YOUR INSTRUCTIONS: Reproduce all of the material word for word.

== LISTED ENTRIES

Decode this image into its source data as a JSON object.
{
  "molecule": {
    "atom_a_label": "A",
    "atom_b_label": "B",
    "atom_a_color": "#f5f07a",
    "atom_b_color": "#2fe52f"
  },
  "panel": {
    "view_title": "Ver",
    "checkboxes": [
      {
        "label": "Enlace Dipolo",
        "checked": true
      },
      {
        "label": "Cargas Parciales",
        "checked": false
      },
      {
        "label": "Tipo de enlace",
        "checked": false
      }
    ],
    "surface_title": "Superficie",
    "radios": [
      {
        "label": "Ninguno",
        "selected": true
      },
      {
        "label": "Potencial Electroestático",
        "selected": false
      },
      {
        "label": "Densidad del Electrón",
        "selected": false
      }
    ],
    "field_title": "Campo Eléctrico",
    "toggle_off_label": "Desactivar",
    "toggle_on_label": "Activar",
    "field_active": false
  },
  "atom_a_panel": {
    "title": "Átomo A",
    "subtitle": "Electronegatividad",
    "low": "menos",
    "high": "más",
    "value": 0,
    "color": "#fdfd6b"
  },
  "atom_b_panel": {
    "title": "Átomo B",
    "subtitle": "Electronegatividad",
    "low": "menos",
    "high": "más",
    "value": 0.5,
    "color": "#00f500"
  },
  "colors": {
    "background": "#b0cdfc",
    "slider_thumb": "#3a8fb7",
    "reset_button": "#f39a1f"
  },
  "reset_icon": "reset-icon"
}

====

SOLVED PROBLEM:
Decode this image into its source data as a JSON object.
{
  "molecule": {
    "atom_a_label": "A",
    "atom_b_label": "B",
    "atom_a_color": "#f5f07a",
    "atom_b_color": "#2fe52f"
  },
  "panel": {
    "view_title": "Ver",
    "checkboxes": [
      {
        "label": "Enlace Dipolo",
        "checked": true
      },
      {
        "label": "Cargas Parciales",
        "checked": false
      },
      {
        "label": "Tipo de enlace",
        "checked": false
      }
    ],
    "surface_title": "Superficie",
    "radios": [
      {
        "label": "Ninguno",
        "selected": true
      },
      {
        "label": "Potencial Electroestático",
        "selected": false
      },
      {
        "label": "Densidad del Electrón",
        "selected": false
      }
    ],
    "field_title": "Campo Eléctrico",
    "toggle_off_label": "Desactivar",
    "toggle_on_label": "Activar",
    "field_active": false
  },
  "atom_a_panel": {
    "title": "Átomo A",
    "subtitle": "Electronegatividad",
    "low": "menos",
    "high": "más",
    "value": 0,
    "color": "#fdfd6b"
  },
  "atom_b_panel": {
    "title": "Átomo B",
    "subtitle": "Electronegatividad",
    "low": "menos",
    "high": "más",
    "value": 0.5,
    "color": "#00f500"
  },
  "colors": {
    "background": "#b0cdfc",
    "slider_thumb": "#3a8fb7",
    "reset_button": "#f39a1f"
  },
  "reset_icon": "reset-icon"
}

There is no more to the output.